[Exercise instructions]: Only the lines from the one with "Output the text content of this document." to the last line belong in your answer; write them out exactly and drop the pictures.

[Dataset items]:
........

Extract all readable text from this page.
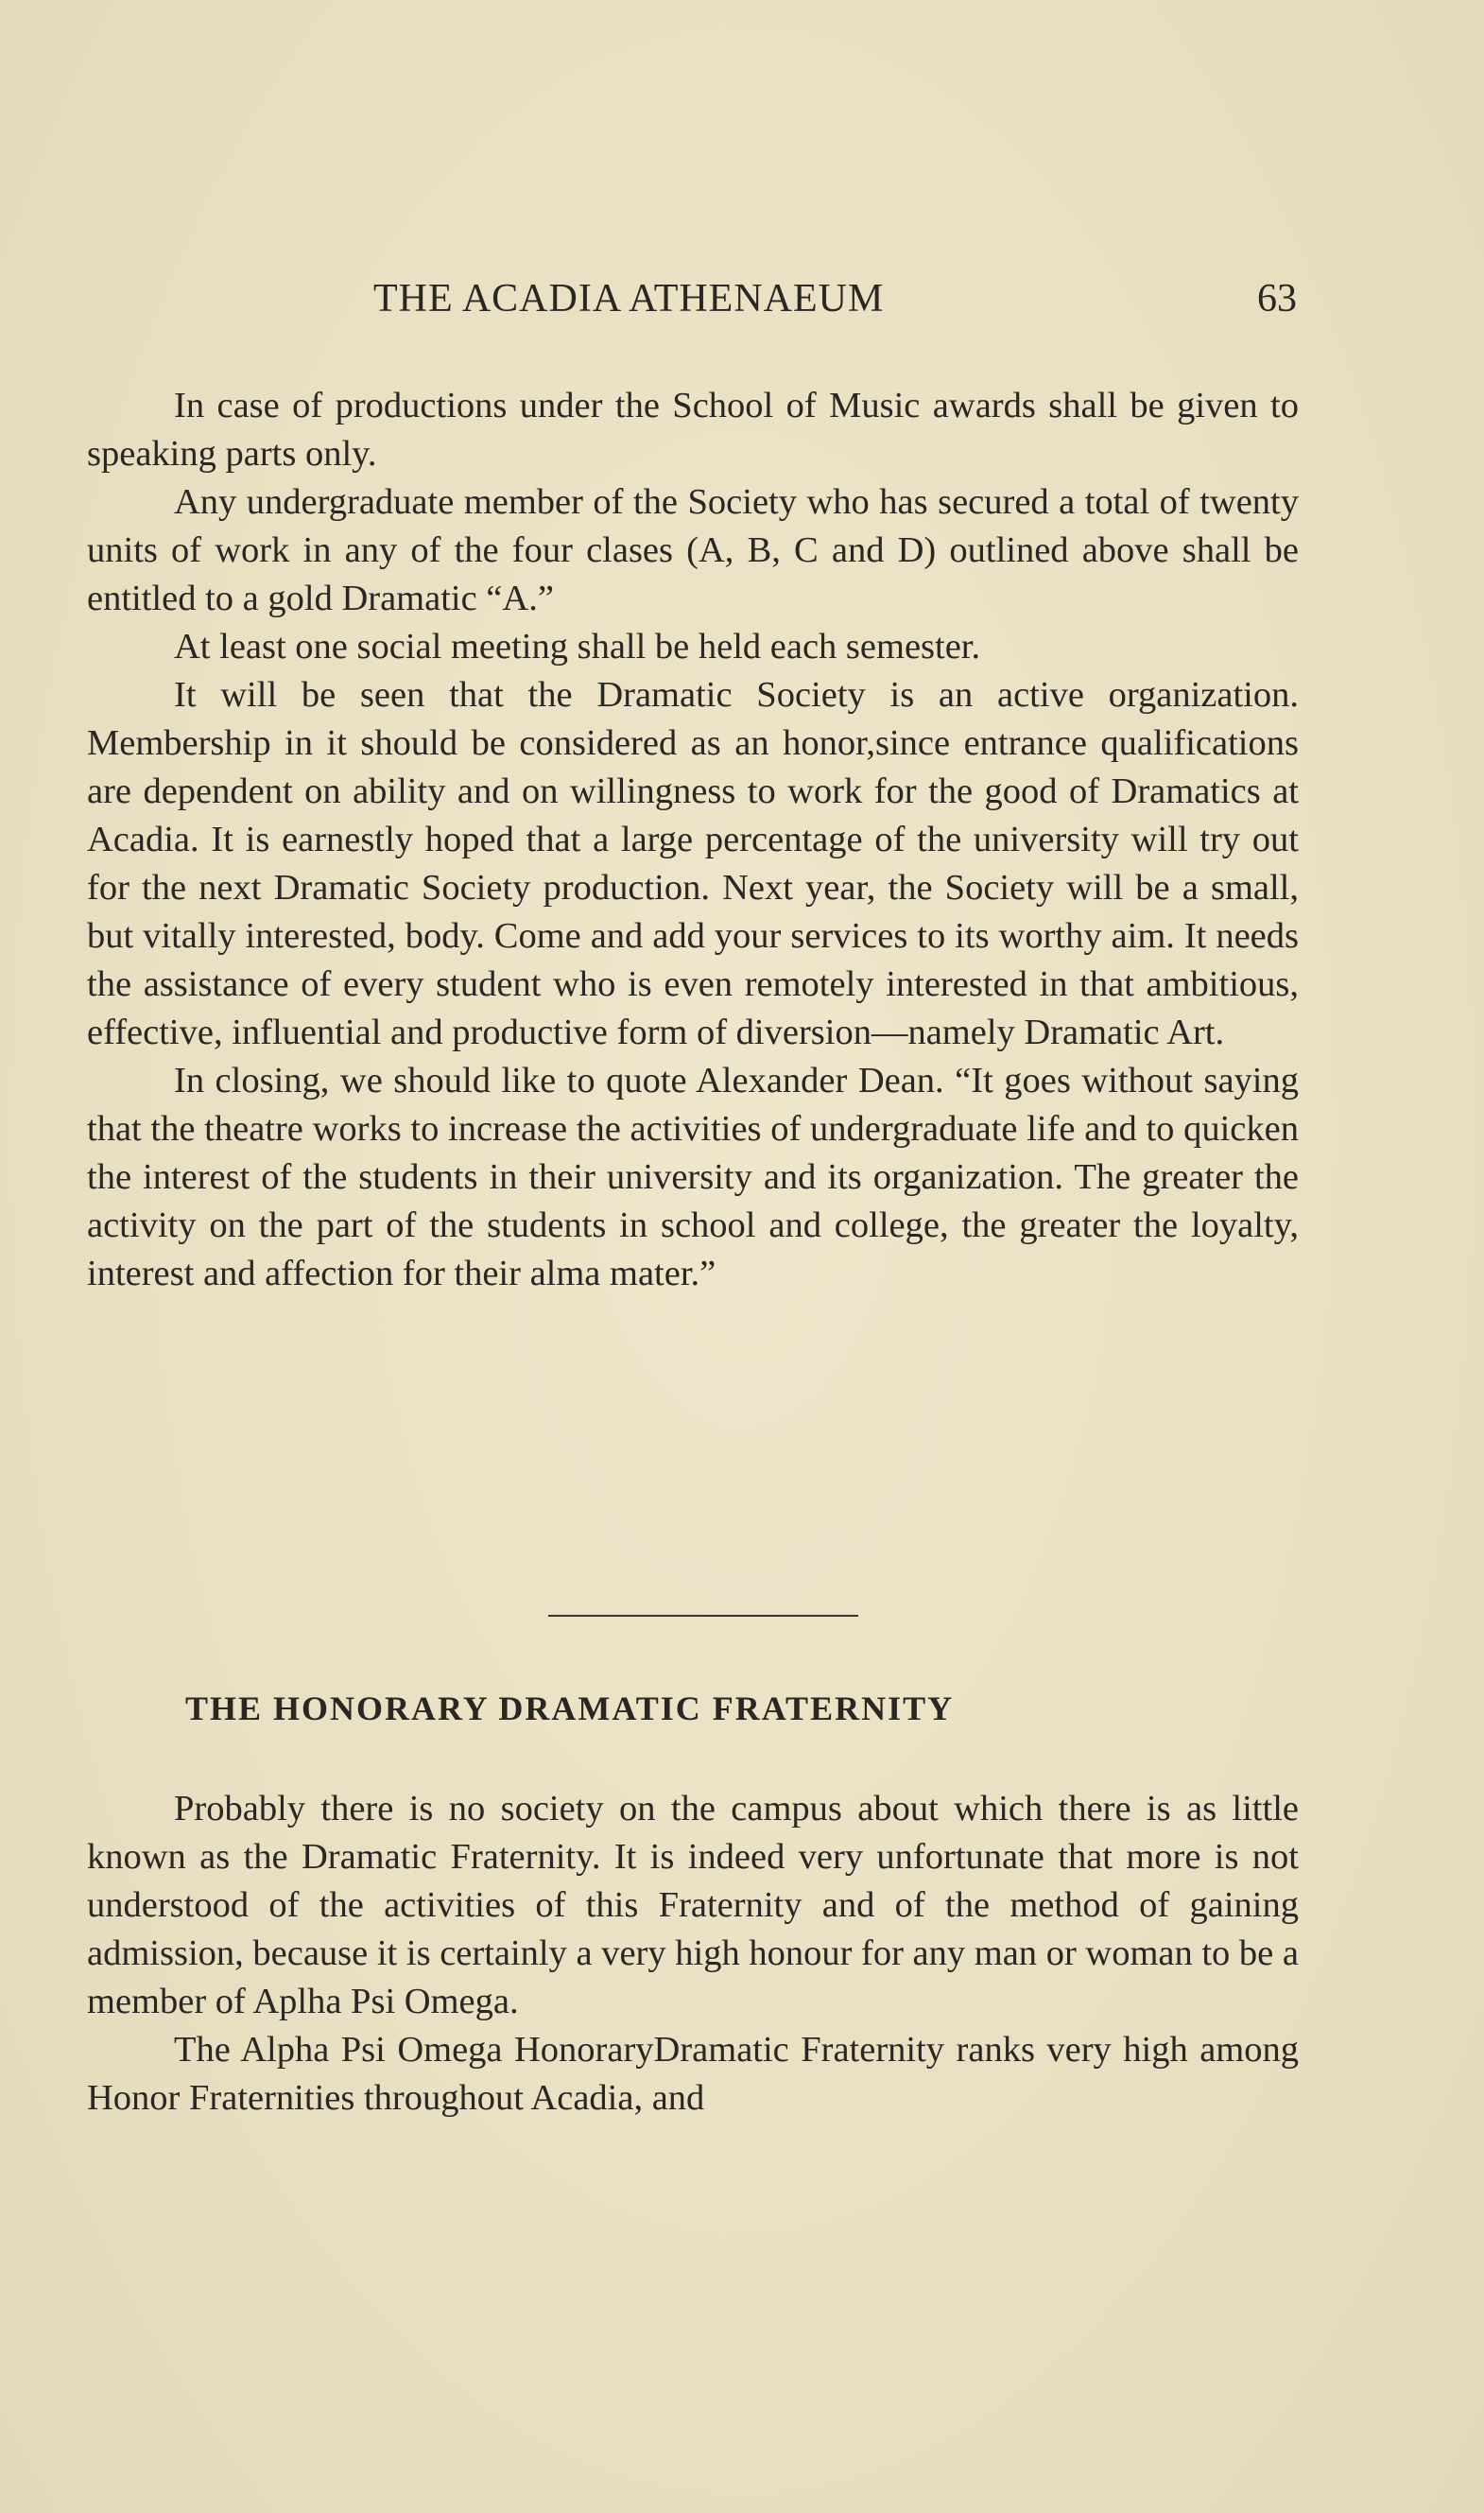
THE ACADIA ATHENAEUM	63

In case of productions under the School of Music awards shall be given to speaking parts only.

Any undergraduate member of the Society who has secured a total of twenty units of work in any of the four clases (A, B, C and D) outlined above shall be entitled to a gold Dramatic “A.”

At least one social meeting shall be held each semester.

It will be seen that the Dramatic Society is an active organization. Membership in it should be considered as an honor,since entrance qualifications are dependent on ability and on willingness to work for the good of Dramatics at Acadia. It is earnestly hoped that a large percentage of the university will try out for the next Dramatic Society production. Next year, the Society will be a small, but vitally interested, body. Come and add your services to its worthy aim. It needs the assistance of every student who is even remotely interested in that ambitious, effective, influential and productive form of diversion—namely Dramatic Art.

In closing, we should like to quote Alexander Dean. “It goes without saying that the theatre works to increase the activities of undergraduate life and to quicken the interest of the students in their university and its organization. The greater the activity on the part of the students in school and college, the greater the loyalty, interest and affection for their alma mater.”

THE HONORARY DRAMATIC FRATERNITY

Probably there is no society on the campus about which there is as little known as the Dramatic Fraternity. It is indeed very unfortunate that more is not understood of the activities of this Fraternity and of the method of gaining admission, because it is certainly a very high honour for any man or woman to be a member of Aplha Psi Omega.

The Alpha Psi Omega HonoraryDramatic Fraternity ranks very high among Honor Fraternities throughout Acadia, and
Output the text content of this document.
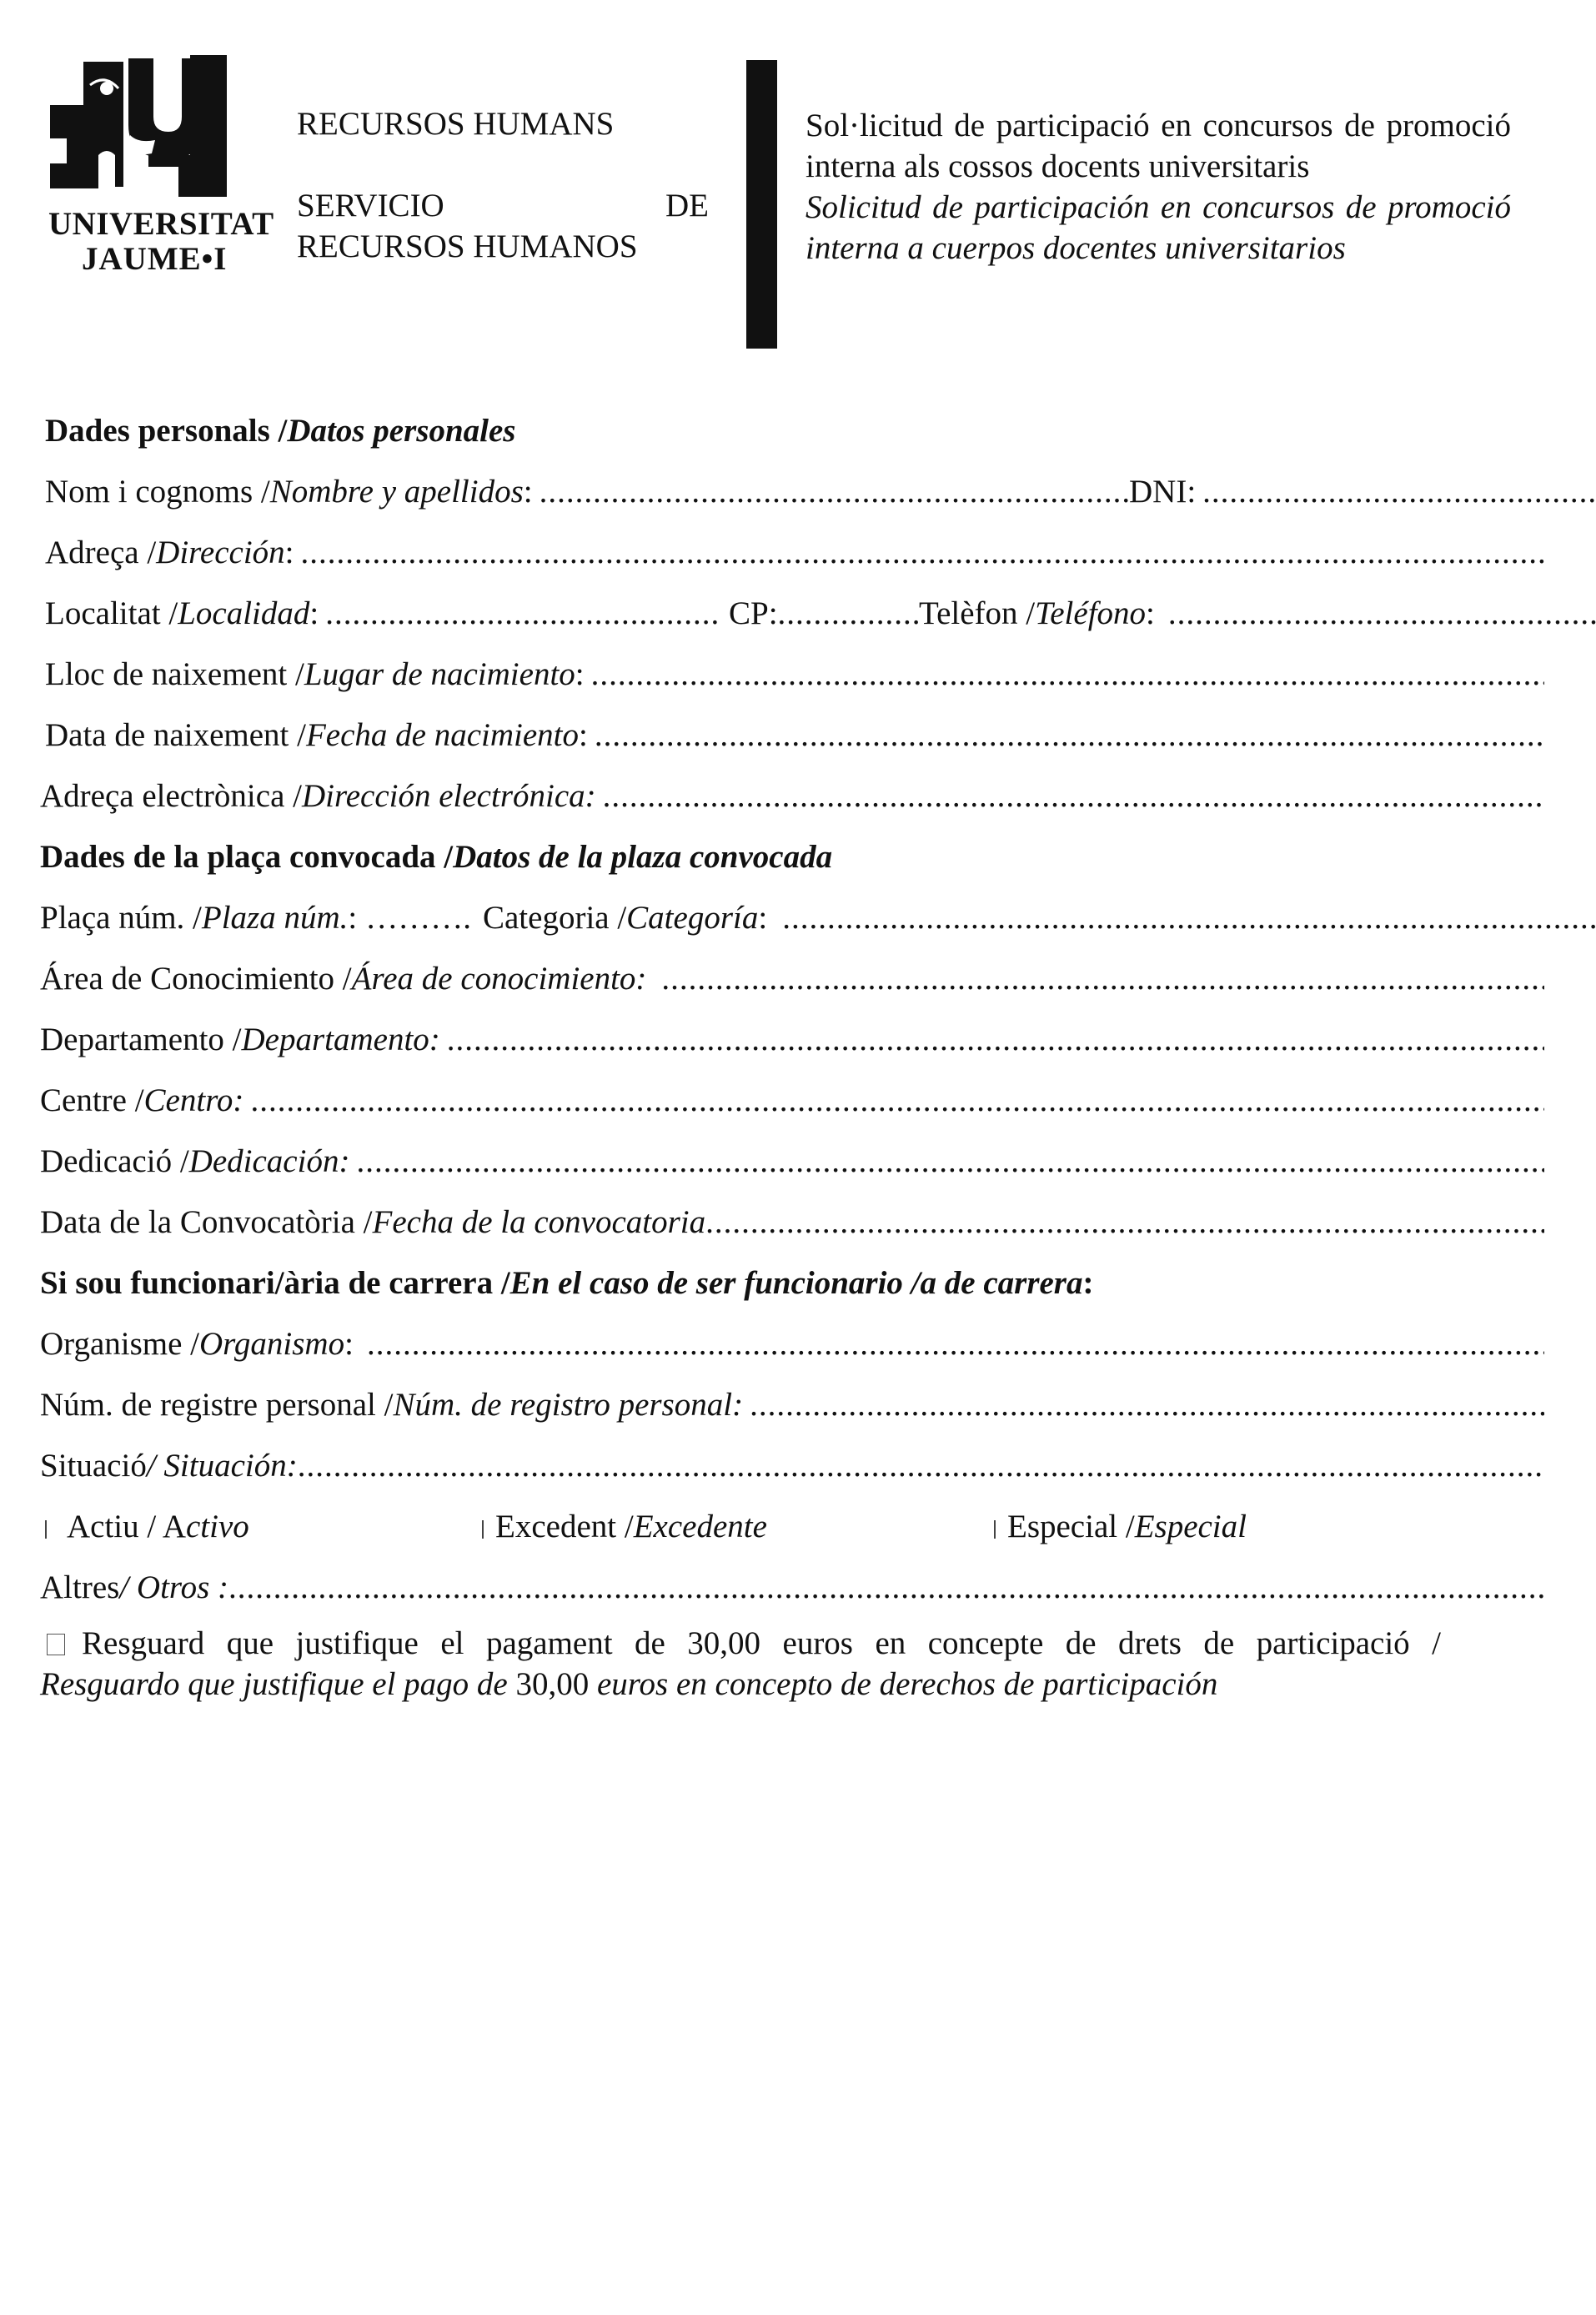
UNIVERSITAT
JAUME•I
RECURSOS HUMANS
SERVICIO	DE
RECURSOS HUMANOS
Sol·licitud de participació en concursos de promoció interna als cossos docents universitaris
Solicitud de participación en concursos de promoció interna a cuerpos docentes universitarios
Dades personals / Datos personales
Nom i cognoms / Nombre y apellidos : .....	DNI:
.....
Adreça / Dirección :
.....
Localitat / Localidad : .....	CP: .....	Telèfon / Teléfono :
.....
Lloc de naixement / Lugar de nacimiento :
.....
Data de naixement / Fecha de nacimiento :
.....
Adreça electrònica / Dirección electrónica:
.....
Dades de la plaça convocada / Datos de la plaza convocada
Plaça núm. / Plaza núm. : ………. Categoria / Categoría :
.....
Área de Conocimiento / Área de conocimiento:
.....
Departamento / Departamento:
.....
Centre / Centro:
.....
Dedicació / Dedicación:
.....
Data de la Convocatòria / Fecha de la convocatoria
.....
Si sou funcionari/ària de carrera / En el caso de ser funcionario /a de carrera :
Organisme / Organismo :
.....
Núm. de registre personal / Núm. de registro personal:
.....
Situació / Situación:
.....
Actiu / A ctivo	Excedent / Excedente	Especial / Especial
Altres / Otros :
.....
Resguard que justifique el pagament de 30,00 euros en concepte de drets de participació /
Resguardo que justifique el pago de 30,00 euros en concepto de derechos de participación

........

[Exercise result]:
Output the text content of this document.
UNIVERSITAT
JAUME•I
RECURSOS HUMANS
SERVICIO	DE
RECURSOS HUMANOS
Sol·licitud de participació en concursos de promoció interna als cossos docents universitaris
Solicitud de participación en concursos de promoció interna a cuerpos docentes universitarios
Dades personals / Datos personales
Nom i cognoms / Nombre y apellidos : .....	DNI:
.....
Adreça / Dirección :
.....
Localitat / Localidad : .....	CP: .....	Telèfon / Teléfono :
.....
Lloc de naixement / Lugar de nacimiento :
.....
Data de naixement / Fecha de nacimiento :
.....
Adreça electrònica / Dirección electrónica:
.....
Dades de la plaça convocada / Datos de la plaza convocada
Plaça núm. / Plaza núm. : ………. Categoria / Categoría :
.....
Área de Conocimiento / Área de conocimiento:
.....
Departamento / Departamento:
.....
Centre / Centro:
.....
Dedicació / Dedicación:
.....
Data de la Convocatòria / Fecha de la convocatoria
.....
Si sou funcionari/ària de carrera / En el caso de ser funcionario /a de carrera :
Organisme / Organismo :
.....
Núm. de registre personal / Núm. de registro personal:
.....
Situació / Situación:
.....
Actiu / A ctivo	Excedent / Excedente	Especial / Especial
Altres / Otros :
.....
Resguard que justifique el pagament de 30,00 euros en concepte de drets de participació /
Resguardo que justifique el pago de 30,00 euros en concepto de derechos de participación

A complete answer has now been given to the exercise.